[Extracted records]
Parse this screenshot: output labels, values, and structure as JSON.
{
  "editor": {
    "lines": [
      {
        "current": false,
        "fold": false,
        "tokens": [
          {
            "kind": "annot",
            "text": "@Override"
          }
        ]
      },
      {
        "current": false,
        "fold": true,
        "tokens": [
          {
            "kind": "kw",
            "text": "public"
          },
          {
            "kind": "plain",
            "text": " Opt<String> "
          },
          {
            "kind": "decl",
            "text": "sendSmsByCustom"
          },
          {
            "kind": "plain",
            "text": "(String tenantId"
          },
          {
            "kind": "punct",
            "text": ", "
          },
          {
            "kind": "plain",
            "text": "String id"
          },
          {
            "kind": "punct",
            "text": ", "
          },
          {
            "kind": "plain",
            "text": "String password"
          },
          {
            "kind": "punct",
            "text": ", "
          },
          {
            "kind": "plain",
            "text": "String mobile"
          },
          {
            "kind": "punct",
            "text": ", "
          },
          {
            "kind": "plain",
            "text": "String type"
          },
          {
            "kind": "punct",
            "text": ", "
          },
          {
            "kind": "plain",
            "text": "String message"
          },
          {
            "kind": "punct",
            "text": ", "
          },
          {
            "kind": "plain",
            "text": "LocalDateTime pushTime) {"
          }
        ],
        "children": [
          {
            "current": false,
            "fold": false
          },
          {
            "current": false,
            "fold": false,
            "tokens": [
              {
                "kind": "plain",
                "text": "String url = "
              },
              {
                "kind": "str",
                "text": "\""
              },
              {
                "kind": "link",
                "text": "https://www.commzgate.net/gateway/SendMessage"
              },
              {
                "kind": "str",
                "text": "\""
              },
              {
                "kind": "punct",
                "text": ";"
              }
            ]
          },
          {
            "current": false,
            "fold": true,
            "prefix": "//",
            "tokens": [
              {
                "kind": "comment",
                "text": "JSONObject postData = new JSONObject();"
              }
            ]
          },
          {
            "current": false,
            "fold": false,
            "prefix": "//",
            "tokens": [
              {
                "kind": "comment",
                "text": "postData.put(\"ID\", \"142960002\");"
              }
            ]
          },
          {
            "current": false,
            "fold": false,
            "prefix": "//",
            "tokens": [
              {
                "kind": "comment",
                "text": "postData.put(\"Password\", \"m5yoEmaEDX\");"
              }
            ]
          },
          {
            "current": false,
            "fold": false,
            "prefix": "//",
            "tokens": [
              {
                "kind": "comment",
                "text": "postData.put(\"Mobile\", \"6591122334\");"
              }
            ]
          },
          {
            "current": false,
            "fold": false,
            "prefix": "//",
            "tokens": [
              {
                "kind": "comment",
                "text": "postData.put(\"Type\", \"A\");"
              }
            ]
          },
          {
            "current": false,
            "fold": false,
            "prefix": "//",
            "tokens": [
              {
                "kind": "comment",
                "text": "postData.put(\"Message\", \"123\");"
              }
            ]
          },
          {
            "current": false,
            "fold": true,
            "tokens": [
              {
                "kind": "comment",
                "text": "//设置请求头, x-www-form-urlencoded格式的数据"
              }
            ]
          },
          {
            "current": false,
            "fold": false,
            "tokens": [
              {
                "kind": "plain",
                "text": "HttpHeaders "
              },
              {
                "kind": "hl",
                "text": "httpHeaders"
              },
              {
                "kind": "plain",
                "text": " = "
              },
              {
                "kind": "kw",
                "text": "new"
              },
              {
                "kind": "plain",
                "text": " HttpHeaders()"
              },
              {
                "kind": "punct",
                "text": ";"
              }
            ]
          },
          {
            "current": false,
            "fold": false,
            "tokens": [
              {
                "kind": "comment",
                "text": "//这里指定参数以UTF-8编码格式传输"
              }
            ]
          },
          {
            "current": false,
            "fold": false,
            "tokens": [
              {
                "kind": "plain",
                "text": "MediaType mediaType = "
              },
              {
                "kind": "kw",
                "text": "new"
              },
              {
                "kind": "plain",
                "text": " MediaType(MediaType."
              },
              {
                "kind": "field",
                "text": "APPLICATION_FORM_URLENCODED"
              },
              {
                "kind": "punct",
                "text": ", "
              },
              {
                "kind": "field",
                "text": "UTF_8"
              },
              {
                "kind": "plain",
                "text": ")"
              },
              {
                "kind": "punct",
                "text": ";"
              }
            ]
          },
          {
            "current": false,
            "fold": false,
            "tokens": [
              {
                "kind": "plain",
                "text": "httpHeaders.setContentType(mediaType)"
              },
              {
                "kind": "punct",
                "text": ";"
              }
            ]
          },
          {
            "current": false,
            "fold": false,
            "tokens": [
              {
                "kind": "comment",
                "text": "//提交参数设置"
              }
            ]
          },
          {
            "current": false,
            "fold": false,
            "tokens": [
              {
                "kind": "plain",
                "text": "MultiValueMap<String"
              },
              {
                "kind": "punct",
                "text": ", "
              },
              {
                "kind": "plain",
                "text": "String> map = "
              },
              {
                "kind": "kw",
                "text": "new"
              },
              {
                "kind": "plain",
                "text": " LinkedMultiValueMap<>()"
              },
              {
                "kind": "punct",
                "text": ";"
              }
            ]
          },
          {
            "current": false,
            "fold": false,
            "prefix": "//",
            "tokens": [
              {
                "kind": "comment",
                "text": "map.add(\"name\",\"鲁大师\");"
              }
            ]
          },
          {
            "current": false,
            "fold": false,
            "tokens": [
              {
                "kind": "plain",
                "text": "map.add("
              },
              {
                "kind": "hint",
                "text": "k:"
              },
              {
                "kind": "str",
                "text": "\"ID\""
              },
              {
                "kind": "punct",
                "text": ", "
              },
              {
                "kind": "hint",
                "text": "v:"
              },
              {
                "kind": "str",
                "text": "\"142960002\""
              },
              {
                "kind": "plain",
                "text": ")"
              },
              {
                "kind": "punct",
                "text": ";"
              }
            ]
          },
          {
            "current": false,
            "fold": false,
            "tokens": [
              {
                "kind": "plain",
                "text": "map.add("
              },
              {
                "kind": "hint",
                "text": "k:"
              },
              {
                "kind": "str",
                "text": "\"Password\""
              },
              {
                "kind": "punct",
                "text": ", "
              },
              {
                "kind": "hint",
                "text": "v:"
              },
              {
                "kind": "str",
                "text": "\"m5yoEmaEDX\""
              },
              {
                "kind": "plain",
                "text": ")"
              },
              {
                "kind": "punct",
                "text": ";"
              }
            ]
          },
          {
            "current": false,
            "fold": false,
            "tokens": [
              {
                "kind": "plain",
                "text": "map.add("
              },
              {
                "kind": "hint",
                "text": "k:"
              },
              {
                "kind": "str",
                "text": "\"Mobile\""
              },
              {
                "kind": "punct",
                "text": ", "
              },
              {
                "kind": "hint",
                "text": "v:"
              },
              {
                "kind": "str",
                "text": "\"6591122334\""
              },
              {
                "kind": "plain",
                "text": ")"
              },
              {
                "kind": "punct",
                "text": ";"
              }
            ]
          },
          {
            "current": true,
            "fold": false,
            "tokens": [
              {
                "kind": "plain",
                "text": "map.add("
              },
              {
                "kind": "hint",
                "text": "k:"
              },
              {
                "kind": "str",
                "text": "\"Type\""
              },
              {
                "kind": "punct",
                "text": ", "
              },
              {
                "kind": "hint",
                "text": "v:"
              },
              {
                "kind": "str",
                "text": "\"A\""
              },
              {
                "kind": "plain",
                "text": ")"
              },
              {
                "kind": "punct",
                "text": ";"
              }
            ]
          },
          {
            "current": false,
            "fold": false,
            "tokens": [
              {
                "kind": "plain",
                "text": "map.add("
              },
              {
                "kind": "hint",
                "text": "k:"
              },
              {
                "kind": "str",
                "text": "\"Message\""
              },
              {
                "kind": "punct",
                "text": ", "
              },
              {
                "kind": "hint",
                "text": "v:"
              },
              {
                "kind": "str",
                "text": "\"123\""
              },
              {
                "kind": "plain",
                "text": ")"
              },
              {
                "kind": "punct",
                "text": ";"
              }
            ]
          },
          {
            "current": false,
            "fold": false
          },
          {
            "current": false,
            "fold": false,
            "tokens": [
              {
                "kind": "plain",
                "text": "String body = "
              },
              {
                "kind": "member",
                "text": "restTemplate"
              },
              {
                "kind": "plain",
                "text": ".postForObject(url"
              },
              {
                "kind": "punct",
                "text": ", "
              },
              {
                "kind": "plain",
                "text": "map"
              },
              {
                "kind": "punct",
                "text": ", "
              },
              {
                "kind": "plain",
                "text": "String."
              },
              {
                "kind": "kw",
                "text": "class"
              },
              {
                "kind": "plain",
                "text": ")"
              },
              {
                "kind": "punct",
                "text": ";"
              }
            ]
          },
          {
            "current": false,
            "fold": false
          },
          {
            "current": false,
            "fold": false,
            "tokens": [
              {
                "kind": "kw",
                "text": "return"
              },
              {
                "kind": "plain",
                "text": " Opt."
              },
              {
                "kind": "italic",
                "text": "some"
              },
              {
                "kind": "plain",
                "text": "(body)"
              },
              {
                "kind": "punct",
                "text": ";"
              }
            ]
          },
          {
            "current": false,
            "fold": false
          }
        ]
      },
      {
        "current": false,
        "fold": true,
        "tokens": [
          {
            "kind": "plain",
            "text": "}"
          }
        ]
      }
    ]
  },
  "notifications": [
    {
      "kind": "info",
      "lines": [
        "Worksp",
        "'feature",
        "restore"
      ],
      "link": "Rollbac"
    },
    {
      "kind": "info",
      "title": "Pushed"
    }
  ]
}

**Task requirements**:
Using the listing above, list every line in which the string "postData" occurs.

**The response**:
                "text": "JSONObject postData = new JSONObject();"
                "text": "postData.put(\"ID\", \"142960002\");"
                "text": "postData.put(\"Password\", \"m5yoEmaEDX\");"
                "text": "postData.put(\"Mobile\", \"6591122334\");"
                "text": "postData.put(\"Type\", \"A\");"
                "text": "postData.put(\"Message\", \"123\");"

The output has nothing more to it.